┌─ DOCUMENT
Trump rants on the steps of Mar-a-Lago

Former Federal Prosecutor Says Committee Is Building a RICO Case Against Trump and His Enterprise

The House Select Committee investigating Donald Trump is an Article I body and cannot prosecute anyone. What it can do is hire investigators and prosecutors to assist in putting together the elements of a criminal complaint and, if successful and if desired, make a referral to DOJ for a suggested charge, along with the evidence required to prosecute that charge.

Staff attorneys are the nuts and bolts of any committee, the legal engineers that make it “go” effectively. The Select Committee hired Tim Heaphy as its lead staff attorney to function as an investigator-prosecutor. Heaphy is an experienced former federal prosecutor who specialized in complex RICO cases. Another former federal prosecutor Glenn Kirschner, a legal analyst for MSNBC, knows Heaphy and his past work. Kirschner believes that the Committee (which has several former prosecutors itself), hired Heaphy to help prove every element required to prosecute a RICO case against Trump and his team, e.g., Navarro, Flynn, Bannon, and more. (See video below)
└─
┌─ MATERIAL SHOWN
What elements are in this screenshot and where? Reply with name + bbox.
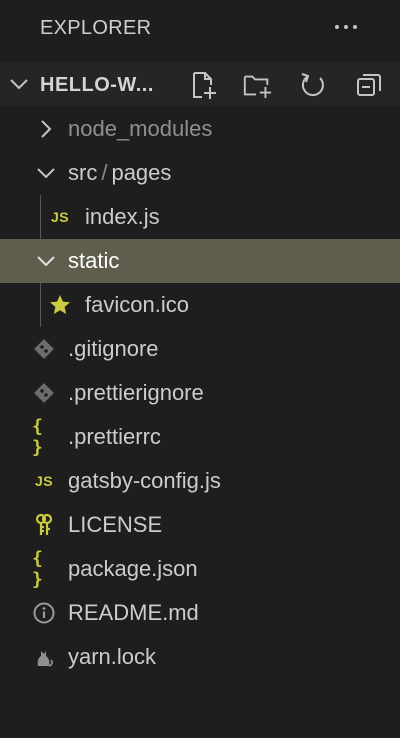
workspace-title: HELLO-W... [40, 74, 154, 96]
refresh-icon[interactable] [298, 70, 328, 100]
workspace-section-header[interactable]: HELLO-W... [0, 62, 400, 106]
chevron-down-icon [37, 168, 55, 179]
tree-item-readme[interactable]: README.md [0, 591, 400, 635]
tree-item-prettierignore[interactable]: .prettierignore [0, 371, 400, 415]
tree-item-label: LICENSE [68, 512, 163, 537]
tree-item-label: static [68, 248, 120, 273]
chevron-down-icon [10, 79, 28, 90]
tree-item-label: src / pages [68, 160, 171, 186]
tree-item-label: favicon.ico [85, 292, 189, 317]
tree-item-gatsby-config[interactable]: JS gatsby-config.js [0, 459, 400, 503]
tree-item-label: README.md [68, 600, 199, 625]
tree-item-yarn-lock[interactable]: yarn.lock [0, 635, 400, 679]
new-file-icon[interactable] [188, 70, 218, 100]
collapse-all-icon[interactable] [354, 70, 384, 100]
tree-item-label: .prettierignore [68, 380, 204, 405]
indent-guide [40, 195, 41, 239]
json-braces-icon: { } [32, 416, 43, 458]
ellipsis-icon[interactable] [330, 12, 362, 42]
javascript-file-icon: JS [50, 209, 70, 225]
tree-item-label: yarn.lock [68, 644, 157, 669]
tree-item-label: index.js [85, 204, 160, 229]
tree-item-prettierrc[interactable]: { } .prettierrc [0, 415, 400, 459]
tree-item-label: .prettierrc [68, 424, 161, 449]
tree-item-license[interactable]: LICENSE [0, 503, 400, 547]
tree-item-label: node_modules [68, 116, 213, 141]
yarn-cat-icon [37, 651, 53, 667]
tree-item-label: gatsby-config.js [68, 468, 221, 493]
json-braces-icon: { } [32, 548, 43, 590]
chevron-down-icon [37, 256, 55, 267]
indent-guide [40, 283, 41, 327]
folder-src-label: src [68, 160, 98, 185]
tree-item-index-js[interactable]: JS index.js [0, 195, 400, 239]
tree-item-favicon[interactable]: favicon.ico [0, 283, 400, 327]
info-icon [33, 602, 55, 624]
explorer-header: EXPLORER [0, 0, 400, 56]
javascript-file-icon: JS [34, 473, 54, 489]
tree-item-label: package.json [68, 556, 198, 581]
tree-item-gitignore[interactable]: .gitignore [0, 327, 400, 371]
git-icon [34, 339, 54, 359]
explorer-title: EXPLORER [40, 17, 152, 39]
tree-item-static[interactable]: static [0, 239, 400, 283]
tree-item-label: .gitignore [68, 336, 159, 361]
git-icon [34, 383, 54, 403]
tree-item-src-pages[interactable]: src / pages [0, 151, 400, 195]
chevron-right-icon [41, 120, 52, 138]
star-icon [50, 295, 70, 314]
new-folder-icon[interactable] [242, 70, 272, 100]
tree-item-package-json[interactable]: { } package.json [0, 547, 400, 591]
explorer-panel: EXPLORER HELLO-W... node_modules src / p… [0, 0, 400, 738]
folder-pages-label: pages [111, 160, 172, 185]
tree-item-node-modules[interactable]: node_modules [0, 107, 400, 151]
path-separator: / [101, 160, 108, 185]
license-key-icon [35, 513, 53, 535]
└─
┌─ MATERIAL SHOWN
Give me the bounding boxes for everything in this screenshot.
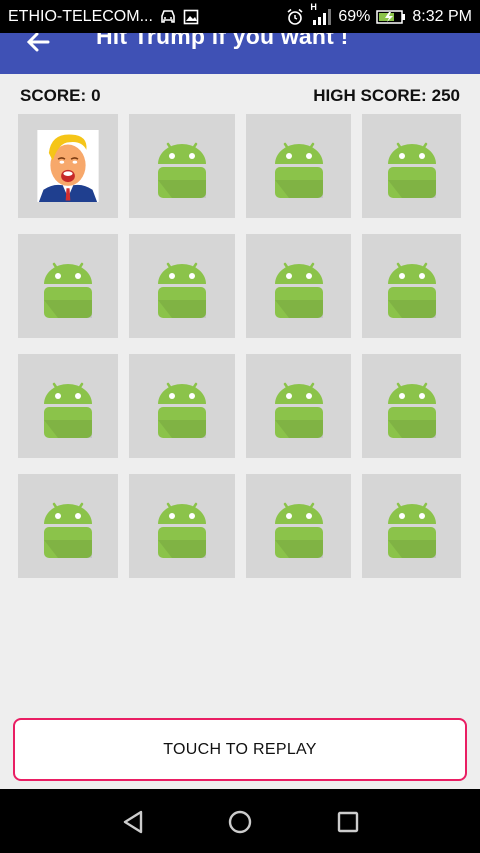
└─
┌─ MATERIAL SHOWN
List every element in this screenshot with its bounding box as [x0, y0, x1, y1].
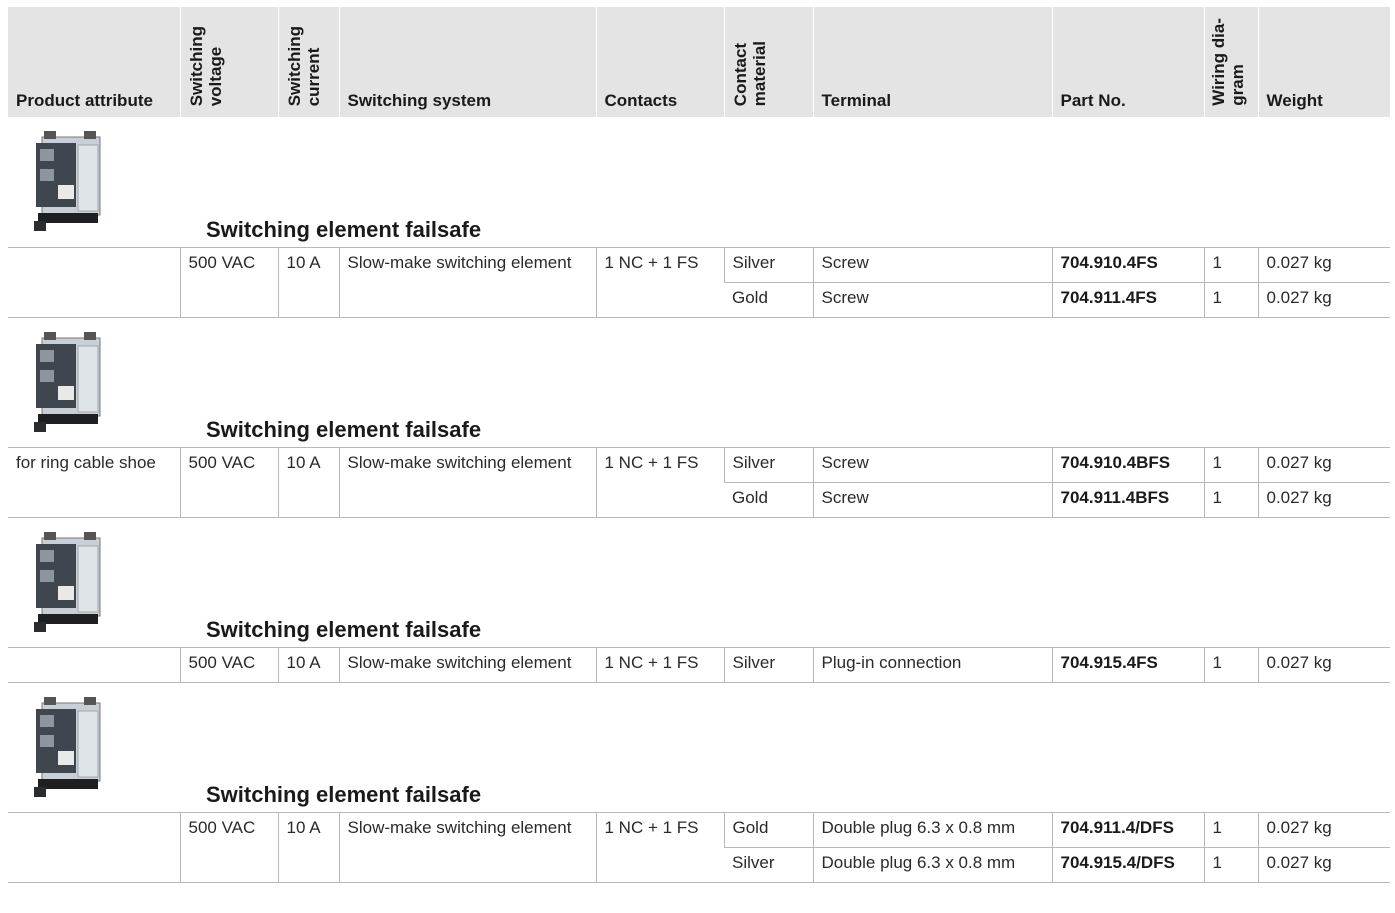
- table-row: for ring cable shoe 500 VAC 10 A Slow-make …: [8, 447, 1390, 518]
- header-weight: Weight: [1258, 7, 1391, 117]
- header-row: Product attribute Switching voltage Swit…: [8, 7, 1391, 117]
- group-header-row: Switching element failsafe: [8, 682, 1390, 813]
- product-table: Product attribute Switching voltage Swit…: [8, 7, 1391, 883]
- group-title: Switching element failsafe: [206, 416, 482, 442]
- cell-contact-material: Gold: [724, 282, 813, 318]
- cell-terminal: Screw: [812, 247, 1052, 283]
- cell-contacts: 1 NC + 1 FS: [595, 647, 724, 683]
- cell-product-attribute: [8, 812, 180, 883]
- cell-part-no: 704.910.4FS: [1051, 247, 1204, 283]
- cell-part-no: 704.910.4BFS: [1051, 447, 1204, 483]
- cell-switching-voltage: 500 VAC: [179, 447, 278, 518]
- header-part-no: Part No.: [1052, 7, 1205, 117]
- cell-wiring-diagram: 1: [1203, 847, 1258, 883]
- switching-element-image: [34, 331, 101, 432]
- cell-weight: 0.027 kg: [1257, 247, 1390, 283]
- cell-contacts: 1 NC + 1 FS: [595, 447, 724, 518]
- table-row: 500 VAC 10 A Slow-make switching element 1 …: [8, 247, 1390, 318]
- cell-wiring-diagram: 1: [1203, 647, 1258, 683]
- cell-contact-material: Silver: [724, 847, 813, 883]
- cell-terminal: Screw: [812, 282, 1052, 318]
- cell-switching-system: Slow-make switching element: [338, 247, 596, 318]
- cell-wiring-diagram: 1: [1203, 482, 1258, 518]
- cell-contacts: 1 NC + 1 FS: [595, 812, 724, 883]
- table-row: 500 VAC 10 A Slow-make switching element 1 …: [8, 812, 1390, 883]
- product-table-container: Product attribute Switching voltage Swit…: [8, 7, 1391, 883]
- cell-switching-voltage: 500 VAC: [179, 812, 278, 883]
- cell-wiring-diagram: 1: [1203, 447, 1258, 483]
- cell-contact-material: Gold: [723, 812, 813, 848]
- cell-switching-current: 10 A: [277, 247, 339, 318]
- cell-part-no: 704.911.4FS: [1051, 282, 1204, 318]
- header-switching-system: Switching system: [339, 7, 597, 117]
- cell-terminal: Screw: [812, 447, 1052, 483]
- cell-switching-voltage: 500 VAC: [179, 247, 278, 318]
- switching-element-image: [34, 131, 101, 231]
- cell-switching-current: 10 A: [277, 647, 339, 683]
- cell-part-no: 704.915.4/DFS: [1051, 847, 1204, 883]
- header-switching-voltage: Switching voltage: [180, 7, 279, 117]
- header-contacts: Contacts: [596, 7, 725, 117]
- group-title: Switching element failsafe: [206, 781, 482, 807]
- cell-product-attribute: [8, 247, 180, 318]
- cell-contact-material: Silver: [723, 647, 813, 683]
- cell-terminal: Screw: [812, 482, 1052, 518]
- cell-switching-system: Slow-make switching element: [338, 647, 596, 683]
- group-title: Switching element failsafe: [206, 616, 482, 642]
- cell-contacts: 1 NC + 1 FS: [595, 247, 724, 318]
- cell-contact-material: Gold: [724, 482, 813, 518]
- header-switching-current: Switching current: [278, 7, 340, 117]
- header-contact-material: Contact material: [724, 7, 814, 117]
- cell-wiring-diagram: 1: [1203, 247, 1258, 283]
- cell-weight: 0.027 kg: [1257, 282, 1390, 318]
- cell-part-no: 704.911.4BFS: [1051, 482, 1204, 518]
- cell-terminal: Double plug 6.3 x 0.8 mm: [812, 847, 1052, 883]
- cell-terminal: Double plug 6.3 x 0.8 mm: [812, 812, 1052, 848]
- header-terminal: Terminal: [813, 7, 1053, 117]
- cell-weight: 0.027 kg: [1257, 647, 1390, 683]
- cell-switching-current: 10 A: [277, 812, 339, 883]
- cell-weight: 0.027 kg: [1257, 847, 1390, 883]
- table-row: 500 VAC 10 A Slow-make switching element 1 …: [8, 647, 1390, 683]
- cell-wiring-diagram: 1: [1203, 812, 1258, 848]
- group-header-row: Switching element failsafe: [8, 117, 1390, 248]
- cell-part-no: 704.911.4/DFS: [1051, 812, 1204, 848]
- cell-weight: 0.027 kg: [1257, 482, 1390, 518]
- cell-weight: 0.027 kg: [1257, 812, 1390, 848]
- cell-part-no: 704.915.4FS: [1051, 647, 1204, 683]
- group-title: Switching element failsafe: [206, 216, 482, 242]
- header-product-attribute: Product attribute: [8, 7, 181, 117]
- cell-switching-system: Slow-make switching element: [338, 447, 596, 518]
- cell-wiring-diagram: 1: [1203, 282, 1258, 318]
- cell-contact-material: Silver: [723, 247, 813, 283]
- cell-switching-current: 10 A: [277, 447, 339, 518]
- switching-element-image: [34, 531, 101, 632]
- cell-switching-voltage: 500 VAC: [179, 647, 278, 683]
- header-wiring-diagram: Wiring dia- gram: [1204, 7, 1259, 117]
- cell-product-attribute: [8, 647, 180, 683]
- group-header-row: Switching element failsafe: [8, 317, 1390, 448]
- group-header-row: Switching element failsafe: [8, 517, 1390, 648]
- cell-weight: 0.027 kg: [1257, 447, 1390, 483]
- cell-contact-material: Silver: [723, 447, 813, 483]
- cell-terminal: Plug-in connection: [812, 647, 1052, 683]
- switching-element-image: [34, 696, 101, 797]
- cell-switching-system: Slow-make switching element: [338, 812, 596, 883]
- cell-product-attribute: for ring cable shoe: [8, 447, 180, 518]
└─
GOAL: Rewrite the passage of the article about the House Select Committee from "The House Select" to "prosecute that charge.", putting "the Department of Justice" in place of "DOJ".

SOLUTION TO THE EXERCISE:
The House Select Committee investigating Donald Trump is an Article I body and cannot prosecute anyone. What it can do is hire investigators and prosecutors to assist in putting together the elements of a criminal complaint and, if successful and if desired, make a referral to the Department of Justice for a suggested charge, along with the evidence required to prosecute that charge.